- [Records from a collection of figures]:
>> BEGIN
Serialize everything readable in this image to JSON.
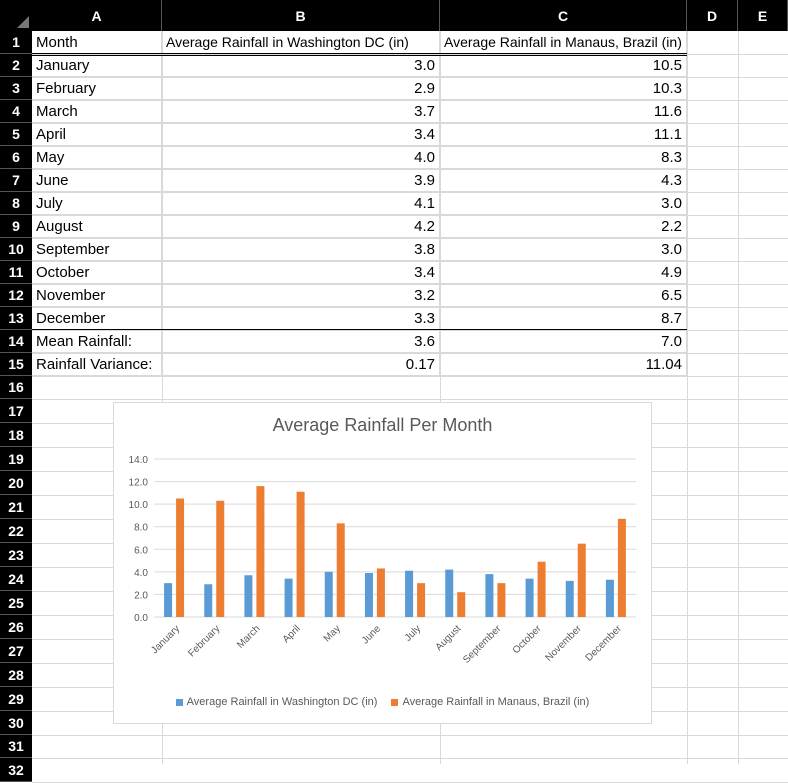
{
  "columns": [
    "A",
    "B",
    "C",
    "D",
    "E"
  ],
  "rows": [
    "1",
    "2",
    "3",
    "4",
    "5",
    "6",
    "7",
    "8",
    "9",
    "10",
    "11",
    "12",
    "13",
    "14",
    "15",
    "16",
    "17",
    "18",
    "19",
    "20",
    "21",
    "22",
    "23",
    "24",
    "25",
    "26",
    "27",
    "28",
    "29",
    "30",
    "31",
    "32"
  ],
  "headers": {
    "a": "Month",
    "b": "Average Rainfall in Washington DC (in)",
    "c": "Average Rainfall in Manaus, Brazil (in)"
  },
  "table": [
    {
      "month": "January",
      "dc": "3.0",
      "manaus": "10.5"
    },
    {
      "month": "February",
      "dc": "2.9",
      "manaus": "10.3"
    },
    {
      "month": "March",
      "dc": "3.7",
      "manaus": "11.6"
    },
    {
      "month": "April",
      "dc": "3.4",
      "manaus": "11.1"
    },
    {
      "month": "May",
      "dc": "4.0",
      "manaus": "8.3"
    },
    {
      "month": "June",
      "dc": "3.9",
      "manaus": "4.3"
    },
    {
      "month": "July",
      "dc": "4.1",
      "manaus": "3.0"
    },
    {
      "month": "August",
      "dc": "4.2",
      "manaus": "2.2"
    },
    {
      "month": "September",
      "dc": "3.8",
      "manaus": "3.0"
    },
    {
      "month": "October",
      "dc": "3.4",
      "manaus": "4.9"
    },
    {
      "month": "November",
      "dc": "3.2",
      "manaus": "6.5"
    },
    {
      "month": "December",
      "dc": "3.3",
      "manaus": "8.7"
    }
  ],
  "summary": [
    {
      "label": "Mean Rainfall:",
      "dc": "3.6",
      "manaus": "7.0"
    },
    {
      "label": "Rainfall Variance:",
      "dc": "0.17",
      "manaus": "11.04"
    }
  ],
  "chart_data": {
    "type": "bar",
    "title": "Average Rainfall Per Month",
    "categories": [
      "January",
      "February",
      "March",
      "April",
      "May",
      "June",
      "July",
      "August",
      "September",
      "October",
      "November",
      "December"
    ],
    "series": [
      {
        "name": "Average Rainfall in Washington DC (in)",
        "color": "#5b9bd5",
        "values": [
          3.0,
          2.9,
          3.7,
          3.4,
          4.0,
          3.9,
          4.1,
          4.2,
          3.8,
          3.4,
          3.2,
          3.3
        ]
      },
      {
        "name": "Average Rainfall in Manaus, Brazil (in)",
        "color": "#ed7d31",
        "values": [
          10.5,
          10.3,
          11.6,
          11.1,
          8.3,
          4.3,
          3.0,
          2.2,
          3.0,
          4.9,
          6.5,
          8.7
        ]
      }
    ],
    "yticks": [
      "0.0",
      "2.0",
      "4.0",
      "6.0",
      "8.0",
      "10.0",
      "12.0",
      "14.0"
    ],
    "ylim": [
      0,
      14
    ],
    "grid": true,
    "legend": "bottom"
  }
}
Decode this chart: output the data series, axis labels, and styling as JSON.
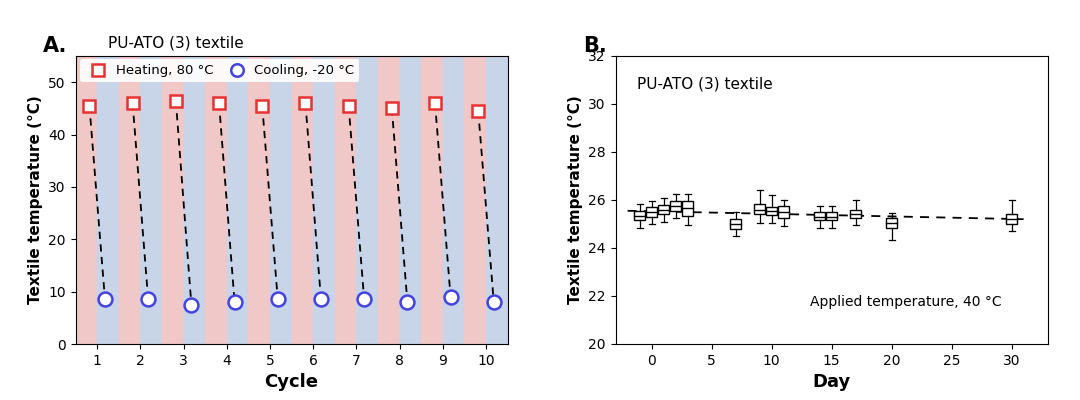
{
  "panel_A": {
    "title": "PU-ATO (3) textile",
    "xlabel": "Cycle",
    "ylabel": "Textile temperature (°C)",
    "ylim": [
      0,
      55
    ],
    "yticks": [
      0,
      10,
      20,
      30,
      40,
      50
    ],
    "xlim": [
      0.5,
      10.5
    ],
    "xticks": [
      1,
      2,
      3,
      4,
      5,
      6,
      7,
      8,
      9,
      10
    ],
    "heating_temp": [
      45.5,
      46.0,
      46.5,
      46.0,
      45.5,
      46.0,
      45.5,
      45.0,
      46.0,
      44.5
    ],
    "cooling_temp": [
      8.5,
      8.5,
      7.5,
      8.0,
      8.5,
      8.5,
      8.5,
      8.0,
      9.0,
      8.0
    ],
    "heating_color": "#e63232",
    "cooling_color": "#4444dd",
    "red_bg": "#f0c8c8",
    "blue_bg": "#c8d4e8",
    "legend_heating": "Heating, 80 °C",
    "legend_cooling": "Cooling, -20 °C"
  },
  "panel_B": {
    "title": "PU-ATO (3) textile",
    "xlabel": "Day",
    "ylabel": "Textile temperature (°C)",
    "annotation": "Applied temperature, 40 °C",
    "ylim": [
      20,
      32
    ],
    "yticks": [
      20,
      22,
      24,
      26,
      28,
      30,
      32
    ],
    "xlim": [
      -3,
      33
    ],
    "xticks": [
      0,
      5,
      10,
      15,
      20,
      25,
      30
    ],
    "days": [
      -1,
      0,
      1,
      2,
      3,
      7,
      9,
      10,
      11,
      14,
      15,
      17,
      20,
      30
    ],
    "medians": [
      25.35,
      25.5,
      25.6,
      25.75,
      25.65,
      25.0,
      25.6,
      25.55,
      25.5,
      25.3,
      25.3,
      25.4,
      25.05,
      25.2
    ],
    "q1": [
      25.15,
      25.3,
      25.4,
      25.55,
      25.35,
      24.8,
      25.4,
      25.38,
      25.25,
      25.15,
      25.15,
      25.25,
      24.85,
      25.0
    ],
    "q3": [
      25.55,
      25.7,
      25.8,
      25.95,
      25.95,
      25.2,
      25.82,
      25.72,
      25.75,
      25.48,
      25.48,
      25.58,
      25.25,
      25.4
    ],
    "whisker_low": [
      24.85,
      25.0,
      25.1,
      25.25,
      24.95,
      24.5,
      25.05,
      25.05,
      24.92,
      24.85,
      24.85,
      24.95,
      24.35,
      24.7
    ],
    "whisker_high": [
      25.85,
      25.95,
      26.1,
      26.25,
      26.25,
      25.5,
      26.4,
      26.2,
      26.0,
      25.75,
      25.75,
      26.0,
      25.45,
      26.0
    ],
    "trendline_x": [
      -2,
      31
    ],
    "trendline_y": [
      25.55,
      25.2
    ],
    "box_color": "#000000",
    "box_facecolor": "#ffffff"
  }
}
>> END
>> BEGIN
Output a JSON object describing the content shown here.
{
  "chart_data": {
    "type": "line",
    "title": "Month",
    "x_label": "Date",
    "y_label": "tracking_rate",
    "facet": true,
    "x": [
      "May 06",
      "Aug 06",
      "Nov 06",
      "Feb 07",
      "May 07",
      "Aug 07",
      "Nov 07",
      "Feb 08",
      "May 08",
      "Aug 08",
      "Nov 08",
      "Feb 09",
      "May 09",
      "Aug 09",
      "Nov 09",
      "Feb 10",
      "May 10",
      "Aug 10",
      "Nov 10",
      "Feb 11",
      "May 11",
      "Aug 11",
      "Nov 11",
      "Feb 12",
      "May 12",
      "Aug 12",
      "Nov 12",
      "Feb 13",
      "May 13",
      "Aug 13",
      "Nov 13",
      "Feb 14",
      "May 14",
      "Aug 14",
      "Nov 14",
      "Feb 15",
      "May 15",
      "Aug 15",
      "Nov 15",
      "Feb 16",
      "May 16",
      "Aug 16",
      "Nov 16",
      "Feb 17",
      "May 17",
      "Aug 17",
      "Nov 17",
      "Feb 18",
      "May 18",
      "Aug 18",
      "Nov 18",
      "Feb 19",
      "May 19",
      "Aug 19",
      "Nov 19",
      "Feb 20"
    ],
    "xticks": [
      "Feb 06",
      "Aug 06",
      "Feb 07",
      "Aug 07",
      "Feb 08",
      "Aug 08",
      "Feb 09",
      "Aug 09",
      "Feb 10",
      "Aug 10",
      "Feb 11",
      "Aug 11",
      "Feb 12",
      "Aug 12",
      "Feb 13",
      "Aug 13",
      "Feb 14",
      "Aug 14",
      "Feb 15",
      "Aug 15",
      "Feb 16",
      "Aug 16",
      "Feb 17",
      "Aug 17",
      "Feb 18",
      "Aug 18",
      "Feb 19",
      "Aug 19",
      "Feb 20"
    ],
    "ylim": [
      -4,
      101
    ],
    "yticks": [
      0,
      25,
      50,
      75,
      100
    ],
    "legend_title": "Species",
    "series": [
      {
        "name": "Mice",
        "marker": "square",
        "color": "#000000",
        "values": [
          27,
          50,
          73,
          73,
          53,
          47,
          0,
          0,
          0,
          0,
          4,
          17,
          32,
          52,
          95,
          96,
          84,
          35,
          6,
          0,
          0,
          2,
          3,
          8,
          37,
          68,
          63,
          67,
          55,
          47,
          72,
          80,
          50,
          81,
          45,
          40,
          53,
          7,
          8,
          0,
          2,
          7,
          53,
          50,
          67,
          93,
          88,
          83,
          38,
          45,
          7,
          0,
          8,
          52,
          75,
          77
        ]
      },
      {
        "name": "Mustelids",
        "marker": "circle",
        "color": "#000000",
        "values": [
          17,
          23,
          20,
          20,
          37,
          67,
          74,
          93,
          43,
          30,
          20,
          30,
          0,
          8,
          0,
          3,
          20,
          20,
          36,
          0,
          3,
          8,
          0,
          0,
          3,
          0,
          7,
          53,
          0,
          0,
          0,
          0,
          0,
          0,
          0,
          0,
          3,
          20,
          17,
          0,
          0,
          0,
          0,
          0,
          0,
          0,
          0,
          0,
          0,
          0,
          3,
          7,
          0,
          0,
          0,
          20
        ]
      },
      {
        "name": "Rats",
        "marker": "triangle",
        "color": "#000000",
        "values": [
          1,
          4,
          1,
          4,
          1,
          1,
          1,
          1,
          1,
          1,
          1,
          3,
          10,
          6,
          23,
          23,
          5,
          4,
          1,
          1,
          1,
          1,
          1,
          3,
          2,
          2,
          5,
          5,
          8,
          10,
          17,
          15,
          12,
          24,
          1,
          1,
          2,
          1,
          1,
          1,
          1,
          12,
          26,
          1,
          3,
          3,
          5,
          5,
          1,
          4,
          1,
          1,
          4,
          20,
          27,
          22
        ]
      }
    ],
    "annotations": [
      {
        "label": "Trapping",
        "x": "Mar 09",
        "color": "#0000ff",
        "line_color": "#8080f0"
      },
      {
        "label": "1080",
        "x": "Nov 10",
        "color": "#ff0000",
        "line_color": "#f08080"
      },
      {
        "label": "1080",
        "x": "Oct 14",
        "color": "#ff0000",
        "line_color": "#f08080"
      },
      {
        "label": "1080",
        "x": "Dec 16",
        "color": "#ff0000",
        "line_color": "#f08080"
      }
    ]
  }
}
>> END
- [EXERCISE]:
Go through the records line by line and count those containing the string "Washington". Give only the total.

- [RESULT FOR THIS TASK]:
2